**DATA FOR THIS EXERCISE:**
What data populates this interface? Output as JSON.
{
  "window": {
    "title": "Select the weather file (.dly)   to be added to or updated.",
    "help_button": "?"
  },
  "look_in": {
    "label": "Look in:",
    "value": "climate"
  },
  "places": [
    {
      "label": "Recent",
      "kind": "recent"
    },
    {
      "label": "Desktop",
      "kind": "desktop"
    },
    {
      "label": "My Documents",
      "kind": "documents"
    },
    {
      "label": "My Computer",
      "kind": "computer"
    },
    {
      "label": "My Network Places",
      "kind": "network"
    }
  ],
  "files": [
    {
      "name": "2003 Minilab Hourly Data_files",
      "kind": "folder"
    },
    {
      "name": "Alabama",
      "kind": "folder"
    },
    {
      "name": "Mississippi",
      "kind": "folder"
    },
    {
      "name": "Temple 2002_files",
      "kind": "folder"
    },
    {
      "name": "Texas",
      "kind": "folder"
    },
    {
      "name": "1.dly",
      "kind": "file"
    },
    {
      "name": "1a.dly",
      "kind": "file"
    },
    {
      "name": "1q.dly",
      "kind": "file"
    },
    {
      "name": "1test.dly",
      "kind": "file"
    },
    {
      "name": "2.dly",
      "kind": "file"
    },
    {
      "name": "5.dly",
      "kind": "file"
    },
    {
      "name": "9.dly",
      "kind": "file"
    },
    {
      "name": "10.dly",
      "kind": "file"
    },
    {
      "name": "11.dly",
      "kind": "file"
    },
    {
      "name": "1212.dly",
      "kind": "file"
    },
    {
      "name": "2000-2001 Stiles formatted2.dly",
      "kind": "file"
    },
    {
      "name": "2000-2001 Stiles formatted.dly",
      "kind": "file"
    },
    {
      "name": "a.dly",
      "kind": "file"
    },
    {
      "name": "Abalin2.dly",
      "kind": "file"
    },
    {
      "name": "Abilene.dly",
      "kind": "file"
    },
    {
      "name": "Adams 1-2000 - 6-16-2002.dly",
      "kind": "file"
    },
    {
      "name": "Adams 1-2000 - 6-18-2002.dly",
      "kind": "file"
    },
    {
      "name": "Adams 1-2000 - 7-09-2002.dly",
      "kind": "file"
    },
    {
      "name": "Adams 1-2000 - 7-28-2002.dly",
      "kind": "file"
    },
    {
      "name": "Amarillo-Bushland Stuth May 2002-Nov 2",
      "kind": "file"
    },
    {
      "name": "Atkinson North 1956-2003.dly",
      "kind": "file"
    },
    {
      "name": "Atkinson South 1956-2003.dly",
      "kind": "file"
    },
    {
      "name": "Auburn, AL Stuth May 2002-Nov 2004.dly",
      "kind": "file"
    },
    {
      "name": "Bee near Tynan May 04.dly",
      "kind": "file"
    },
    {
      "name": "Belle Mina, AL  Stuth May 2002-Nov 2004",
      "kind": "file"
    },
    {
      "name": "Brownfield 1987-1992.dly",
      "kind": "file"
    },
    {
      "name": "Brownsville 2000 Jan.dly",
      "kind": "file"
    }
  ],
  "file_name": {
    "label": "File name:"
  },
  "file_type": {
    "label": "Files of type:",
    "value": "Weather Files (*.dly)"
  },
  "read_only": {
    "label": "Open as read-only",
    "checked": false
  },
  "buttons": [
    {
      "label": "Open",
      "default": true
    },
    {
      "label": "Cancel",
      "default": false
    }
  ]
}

**TASK DIRECTIONS:**
Transcribe all of the entries without altering anything.

**IN RESPONSE:**
What data populates this interface? Output as JSON.
{
  "window": {
    "title": "Select the weather file (.dly)   to be added to or updated.",
    "help_button": "?"
  },
  "look_in": {
    "label": "Look in:",
    "value": "climate"
  },
  "places": [
    {
      "label": "Recent",
      "kind": "recent"
    },
    {
      "label": "Desktop",
      "kind": "desktop"
    },
    {
      "label": "My Documents",
      "kind": "documents"
    },
    {
      "label": "My Computer",
      "kind": "computer"
    },
    {
      "label": "My Network Places",
      "kind": "network"
    }
  ],
  "files": [
    {
      "name": "2003 Minilab Hourly Data_files",
      "kind": "folder"
    },
    {
      "name": "Alabama",
      "kind": "folder"
    },
    {
      "name": "Mississippi",
      "kind": "folder"
    },
    {
      "name": "Temple 2002_files",
      "kind": "folder"
    },
    {
      "name": "Texas",
      "kind": "folder"
    },
    {
      "name": "1.dly",
      "kind": "file"
    },
    {
      "name": "1a.dly",
      "kind": "file"
    },
    {
      "name": "1q.dly",
      "kind": "file"
    },
    {
      "name": "1test.dly",
      "kind": "file"
    },
    {
      "name": "2.dly",
      "kind": "file"
    },
    {
      "name": "5.dly",
      "kind": "file"
    },
    {
      "name": "9.dly",
      "kind": "file"
    },
    {
      "name": "10.dly",
      "kind": "file"
    },
    {
      "name": "11.dly",
      "kind": "file"
    },
    {
      "name": "1212.dly",
      "kind": "file"
    },
    {
      "name": "2000-2001 Stiles formatted2.dly",
      "kind": "file"
    },
    {
      "name": "2000-2001 Stiles formatted.dly",
      "kind": "file"
    },
    {
      "name": "a.dly",
      "kind": "file"
    },
    {
      "name": "Abalin2.dly",
      "kind": "file"
    },
    {
      "name": "Abilene.dly",
      "kind": "file"
    },
    {
      "name": "Adams 1-2000 - 6-16-2002.dly",
      "kind": "file"
    },
    {
      "name": "Adams 1-2000 - 6-18-2002.dly",
      "kind": "file"
    },
    {
      "name": "Adams 1-2000 - 7-09-2002.dly",
      "kind": "file"
    },
    {
      "name": "Adams 1-2000 - 7-28-2002.dly",
      "kind": "file"
    },
    {
      "name": "Amarillo-Bushland Stuth May 2002-Nov 2",
      "kind": "file"
    },
    {
      "name": "Atkinson North 1956-2003.dly",
      "kind": "file"
    },
    {
      "name": "Atkinson South 1956-2003.dly",
      "kind": "file"
    },
    {
      "name": "Auburn, AL Stuth May 2002-Nov 2004.dly",
      "kind": "file"
    },
    {
      "name": "Bee near Tynan May 04.dly",
      "kind": "file"
    },
    {
      "name": "Belle Mina, AL  Stuth May 2002-Nov 2004",
      "kind": "file"
    },
    {
      "name": "Brownfield 1987-1992.dly",
      "kind": "file"
    },
    {
      "name": "Brownsville 2000 Jan.dly",
      "kind": "file"
    }
  ],
  "file_name": {
    "label": "File name:"
  },
  "file_type": {
    "label": "Files of type:",
    "value": "Weather Files (*.dly)"
  },
  "read_only": {
    "label": "Open as read-only",
    "checked": false
  },
  "buttons": [
    {
      "label": "Open",
      "default": true
    },
    {
      "label": "Cancel",
      "default": false
    }
  ]
}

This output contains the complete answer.